■ **Dataset rows**:
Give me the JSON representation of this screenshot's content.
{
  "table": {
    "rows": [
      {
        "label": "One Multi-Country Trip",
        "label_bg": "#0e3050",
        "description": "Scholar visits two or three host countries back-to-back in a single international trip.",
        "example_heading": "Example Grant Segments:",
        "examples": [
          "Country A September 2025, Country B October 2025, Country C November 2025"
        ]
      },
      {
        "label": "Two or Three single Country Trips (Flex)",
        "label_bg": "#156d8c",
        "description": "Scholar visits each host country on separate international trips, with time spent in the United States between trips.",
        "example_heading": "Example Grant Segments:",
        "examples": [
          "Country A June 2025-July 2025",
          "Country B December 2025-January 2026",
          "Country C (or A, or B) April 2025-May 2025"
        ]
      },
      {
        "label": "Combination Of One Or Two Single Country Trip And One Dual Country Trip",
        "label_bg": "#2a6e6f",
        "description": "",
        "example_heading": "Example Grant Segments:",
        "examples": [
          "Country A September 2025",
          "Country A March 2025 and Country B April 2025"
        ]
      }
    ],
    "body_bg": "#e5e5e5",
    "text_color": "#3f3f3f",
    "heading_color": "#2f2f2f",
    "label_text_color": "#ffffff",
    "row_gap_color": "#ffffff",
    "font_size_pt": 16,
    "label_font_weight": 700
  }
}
==
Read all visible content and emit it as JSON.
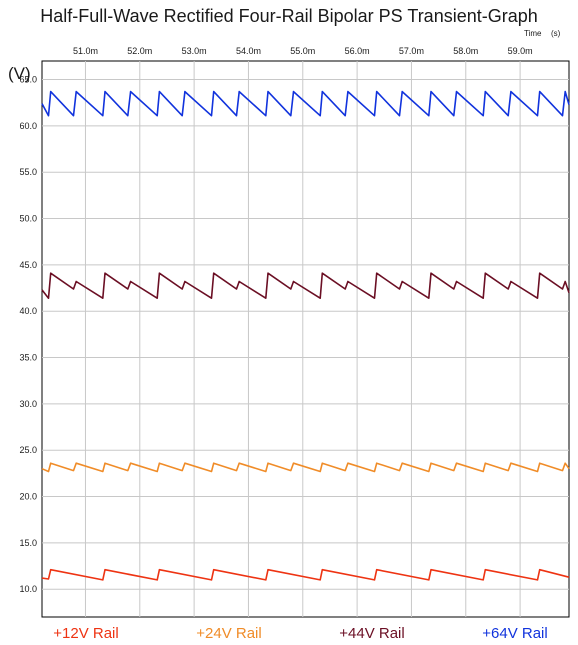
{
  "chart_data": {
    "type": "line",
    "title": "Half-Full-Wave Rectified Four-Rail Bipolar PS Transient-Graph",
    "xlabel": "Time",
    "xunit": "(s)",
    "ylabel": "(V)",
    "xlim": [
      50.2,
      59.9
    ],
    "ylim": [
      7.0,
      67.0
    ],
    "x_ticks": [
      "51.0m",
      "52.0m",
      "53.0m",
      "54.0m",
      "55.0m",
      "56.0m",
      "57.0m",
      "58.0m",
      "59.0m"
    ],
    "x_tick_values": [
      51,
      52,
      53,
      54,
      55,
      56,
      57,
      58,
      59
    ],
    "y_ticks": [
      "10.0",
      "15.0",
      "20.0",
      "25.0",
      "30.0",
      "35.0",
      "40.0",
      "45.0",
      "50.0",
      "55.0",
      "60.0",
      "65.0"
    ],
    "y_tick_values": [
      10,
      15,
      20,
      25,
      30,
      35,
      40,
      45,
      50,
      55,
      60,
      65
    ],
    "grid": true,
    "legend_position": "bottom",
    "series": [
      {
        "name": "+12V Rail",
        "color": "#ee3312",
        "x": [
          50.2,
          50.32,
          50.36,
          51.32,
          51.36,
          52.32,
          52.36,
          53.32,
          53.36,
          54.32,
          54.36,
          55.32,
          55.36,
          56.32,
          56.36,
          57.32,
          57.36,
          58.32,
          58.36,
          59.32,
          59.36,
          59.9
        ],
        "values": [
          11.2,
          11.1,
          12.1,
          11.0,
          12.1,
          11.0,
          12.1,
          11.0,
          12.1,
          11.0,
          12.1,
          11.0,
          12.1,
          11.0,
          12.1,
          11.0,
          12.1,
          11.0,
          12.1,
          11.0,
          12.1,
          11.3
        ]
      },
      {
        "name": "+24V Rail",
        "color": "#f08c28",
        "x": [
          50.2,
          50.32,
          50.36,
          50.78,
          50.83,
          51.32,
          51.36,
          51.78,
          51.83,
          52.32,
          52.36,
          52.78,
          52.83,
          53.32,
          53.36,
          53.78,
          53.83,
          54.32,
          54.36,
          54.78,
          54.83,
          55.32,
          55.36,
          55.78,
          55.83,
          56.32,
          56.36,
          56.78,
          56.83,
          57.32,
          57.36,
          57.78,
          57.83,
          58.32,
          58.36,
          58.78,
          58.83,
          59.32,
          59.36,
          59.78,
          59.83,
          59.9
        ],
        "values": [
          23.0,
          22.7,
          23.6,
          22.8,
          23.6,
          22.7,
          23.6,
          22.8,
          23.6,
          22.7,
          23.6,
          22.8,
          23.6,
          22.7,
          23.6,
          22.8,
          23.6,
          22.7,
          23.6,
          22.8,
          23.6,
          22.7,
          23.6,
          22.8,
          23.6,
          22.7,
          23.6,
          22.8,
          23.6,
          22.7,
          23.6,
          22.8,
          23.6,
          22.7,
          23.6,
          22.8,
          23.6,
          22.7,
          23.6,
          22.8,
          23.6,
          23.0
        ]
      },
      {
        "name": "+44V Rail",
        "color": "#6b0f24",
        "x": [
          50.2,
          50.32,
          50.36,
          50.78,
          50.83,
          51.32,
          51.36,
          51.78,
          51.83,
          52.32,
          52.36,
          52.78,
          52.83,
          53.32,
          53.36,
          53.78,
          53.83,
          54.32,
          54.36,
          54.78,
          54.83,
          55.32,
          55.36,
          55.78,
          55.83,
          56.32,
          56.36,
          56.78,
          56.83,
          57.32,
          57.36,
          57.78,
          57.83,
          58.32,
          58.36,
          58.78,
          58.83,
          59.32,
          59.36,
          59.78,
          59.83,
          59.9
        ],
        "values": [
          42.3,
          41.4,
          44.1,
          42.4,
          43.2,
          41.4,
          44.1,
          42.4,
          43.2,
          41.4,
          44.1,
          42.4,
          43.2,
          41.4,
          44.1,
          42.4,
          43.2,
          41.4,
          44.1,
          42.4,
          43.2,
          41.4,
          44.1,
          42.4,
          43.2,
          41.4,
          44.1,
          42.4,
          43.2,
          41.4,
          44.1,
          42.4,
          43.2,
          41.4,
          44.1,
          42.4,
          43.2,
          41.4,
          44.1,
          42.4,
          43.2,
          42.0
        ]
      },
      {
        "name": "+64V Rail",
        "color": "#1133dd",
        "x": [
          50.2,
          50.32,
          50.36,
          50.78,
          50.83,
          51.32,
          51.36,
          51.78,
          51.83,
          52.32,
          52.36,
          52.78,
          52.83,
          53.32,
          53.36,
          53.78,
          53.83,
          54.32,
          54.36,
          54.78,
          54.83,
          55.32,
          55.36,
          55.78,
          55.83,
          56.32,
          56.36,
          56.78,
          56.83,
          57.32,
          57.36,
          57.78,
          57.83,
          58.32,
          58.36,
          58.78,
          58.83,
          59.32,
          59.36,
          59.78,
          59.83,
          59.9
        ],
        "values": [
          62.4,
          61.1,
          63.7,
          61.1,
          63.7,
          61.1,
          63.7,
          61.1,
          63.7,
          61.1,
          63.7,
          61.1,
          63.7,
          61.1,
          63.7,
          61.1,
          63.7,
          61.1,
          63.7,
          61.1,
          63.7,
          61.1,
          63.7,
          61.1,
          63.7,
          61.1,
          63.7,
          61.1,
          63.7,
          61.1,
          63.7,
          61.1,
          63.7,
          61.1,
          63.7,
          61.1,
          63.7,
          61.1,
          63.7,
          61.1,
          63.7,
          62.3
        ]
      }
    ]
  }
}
...
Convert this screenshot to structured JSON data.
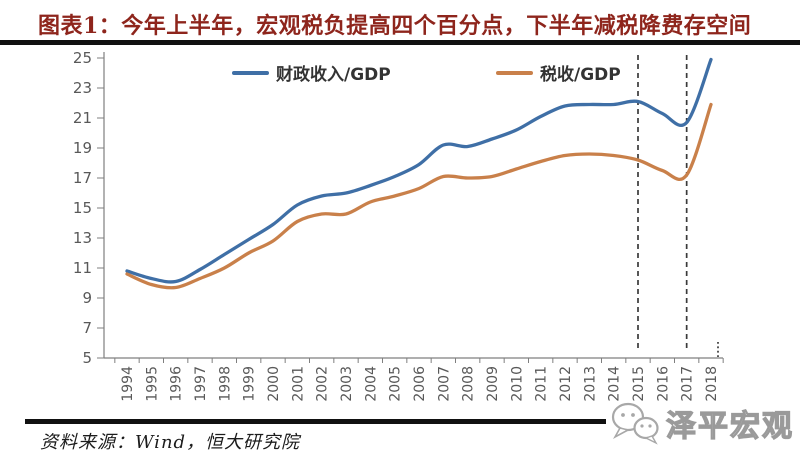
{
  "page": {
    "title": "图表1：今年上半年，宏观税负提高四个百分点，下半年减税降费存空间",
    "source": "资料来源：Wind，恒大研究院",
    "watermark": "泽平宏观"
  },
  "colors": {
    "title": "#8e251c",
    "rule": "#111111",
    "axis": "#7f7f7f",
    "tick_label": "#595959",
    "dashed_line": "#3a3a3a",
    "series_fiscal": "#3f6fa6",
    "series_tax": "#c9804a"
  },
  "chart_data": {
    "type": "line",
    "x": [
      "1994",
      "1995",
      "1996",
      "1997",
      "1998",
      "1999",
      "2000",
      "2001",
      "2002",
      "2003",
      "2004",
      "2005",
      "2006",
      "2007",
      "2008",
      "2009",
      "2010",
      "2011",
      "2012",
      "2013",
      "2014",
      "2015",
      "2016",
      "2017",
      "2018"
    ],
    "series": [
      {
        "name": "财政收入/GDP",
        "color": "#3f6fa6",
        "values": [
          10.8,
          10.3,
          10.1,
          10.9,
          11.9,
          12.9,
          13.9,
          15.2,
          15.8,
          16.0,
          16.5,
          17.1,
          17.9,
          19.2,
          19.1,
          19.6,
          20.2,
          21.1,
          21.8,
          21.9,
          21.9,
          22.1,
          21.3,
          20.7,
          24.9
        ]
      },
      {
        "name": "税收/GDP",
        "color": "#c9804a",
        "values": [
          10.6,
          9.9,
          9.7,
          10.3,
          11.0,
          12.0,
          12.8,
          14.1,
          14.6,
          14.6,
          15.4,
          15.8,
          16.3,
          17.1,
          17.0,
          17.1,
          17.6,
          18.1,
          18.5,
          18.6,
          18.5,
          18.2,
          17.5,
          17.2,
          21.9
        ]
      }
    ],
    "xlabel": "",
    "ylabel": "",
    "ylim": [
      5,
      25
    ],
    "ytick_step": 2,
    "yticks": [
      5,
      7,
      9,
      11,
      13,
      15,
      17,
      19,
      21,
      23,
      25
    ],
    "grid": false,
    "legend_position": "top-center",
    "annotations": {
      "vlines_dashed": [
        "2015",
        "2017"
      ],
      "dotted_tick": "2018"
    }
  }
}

■ **Problem statement**: Identify and extract each line of the listing that contains "content".

■ **Problem solution**:
Give me the JSON representation of this screenshot's content.
Read all visible content and emit it as JSON.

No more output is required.